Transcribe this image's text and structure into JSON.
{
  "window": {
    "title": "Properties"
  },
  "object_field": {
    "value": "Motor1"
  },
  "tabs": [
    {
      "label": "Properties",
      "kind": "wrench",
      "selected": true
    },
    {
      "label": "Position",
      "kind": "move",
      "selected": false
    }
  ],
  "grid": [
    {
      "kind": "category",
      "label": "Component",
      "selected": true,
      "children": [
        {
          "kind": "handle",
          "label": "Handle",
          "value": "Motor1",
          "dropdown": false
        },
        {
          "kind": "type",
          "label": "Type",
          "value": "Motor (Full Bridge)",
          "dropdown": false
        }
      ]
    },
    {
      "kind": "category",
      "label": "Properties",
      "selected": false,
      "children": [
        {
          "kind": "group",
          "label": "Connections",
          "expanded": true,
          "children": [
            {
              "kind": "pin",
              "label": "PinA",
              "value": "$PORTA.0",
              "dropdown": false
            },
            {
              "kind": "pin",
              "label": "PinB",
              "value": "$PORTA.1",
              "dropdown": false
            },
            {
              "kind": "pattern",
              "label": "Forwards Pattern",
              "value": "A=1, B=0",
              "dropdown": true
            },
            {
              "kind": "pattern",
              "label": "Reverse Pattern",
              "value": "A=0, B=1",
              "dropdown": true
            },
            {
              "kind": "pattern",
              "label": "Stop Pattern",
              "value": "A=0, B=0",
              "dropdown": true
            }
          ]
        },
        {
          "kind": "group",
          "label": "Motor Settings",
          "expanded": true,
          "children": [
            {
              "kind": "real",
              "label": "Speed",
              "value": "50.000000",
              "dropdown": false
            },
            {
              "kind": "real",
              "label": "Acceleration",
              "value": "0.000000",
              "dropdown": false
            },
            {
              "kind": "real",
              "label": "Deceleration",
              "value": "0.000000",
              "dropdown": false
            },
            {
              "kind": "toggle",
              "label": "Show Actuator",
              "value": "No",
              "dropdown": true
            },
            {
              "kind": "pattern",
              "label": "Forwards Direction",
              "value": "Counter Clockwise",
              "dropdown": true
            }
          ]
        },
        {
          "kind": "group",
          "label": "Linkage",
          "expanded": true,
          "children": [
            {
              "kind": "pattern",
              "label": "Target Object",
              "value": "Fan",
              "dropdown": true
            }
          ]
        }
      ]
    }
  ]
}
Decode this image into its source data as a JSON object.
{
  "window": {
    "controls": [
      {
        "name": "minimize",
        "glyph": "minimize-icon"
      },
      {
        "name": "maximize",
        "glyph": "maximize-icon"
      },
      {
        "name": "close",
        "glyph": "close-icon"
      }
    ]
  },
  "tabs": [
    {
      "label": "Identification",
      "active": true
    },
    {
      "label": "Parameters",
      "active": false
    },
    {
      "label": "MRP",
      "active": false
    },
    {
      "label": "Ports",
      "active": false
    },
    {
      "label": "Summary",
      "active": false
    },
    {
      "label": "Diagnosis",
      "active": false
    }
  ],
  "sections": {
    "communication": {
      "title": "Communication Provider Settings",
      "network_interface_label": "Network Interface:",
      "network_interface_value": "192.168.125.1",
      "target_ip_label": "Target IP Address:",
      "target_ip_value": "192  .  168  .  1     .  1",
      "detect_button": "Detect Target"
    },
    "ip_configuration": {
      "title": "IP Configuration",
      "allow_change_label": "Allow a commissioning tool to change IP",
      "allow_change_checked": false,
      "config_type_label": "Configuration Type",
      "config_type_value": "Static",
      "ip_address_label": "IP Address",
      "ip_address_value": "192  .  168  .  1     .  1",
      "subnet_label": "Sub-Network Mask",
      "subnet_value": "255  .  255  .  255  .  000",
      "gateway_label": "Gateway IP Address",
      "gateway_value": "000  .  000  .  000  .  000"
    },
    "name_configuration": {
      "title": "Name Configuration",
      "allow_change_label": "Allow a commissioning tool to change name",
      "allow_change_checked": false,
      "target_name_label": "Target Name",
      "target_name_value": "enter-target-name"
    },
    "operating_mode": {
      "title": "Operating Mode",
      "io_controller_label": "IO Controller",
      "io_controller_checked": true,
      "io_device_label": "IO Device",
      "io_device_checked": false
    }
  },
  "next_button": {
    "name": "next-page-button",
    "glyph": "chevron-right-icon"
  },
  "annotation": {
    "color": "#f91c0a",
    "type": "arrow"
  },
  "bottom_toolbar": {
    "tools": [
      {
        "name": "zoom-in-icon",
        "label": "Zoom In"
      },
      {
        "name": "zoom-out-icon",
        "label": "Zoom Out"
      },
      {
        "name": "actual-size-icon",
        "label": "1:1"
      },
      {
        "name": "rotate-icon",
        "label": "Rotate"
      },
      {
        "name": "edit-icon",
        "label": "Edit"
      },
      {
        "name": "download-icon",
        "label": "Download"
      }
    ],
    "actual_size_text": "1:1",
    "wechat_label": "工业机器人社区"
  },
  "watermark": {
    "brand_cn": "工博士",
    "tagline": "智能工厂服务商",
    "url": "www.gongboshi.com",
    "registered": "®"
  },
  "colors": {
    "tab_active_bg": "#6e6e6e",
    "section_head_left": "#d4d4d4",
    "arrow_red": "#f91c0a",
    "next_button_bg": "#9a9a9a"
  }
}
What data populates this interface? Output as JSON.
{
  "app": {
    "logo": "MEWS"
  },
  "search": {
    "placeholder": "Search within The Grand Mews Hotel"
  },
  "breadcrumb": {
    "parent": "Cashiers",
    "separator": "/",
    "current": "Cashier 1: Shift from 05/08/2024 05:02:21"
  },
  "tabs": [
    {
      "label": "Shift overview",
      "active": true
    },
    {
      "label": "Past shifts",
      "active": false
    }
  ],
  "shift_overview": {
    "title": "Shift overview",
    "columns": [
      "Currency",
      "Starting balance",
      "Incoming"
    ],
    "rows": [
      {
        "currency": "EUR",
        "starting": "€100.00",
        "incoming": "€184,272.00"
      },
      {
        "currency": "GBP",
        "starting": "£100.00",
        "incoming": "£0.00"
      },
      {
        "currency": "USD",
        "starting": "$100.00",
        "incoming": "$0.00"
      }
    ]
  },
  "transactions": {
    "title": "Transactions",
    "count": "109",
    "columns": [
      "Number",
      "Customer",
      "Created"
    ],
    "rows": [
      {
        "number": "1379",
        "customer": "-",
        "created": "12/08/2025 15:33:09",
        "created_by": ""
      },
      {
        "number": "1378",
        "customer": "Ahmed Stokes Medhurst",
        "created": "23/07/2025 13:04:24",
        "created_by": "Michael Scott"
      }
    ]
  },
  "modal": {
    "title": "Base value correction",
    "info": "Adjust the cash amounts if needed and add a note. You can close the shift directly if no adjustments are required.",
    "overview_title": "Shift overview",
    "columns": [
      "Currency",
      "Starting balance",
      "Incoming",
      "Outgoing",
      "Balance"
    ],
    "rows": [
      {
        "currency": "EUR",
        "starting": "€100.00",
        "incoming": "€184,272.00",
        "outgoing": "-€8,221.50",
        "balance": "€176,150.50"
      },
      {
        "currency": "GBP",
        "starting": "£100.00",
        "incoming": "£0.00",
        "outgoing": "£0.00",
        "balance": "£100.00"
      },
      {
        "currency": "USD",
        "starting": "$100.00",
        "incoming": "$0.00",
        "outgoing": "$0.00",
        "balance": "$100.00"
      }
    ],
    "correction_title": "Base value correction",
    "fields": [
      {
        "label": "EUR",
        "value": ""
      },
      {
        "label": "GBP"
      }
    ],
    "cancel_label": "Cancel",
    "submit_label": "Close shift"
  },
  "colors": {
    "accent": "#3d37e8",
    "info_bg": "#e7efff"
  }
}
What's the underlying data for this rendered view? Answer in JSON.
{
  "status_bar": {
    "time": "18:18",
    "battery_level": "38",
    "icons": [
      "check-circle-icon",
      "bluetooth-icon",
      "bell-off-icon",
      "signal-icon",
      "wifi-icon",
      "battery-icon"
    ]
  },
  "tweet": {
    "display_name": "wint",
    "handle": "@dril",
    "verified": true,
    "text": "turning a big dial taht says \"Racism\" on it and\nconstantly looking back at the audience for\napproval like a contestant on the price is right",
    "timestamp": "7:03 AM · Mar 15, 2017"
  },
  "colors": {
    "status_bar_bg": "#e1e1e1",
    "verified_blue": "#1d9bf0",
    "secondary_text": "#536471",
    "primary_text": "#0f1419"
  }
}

> **DESCRIPTION OF THE TASK**:
Set down only these lines, exactly: the line containing "What's the underlying" and each line after it, through the end of the listing.

> **RESPONSE BELOW**:
What's the underlying data for this rendered view? Answer in JSON.
{
  "status_bar": {
    "time": "18:18",
    "battery_level": "38",
    "icons": [
      "check-circle-icon",
      "bluetooth-icon",
      "bell-off-icon",
      "signal-icon",
      "wifi-icon",
      "battery-icon"
    ]
  },
  "tweet": {
    "display_name": "wint",
    "handle": "@dril",
    "verified": true,
    "text": "turning a big dial taht says \"Racism\" on it and\nconstantly looking back at the audience for\napproval like a contestant on the price is right",
    "timestamp": "7:03 AM · Mar 15, 2017"
  },
  "colors": {
    "status_bar_bg": "#e1e1e1",
    "verified_blue": "#1d9bf0",
    "secondary_text": "#536471",
    "primary_text": "#0f1419"
  }
}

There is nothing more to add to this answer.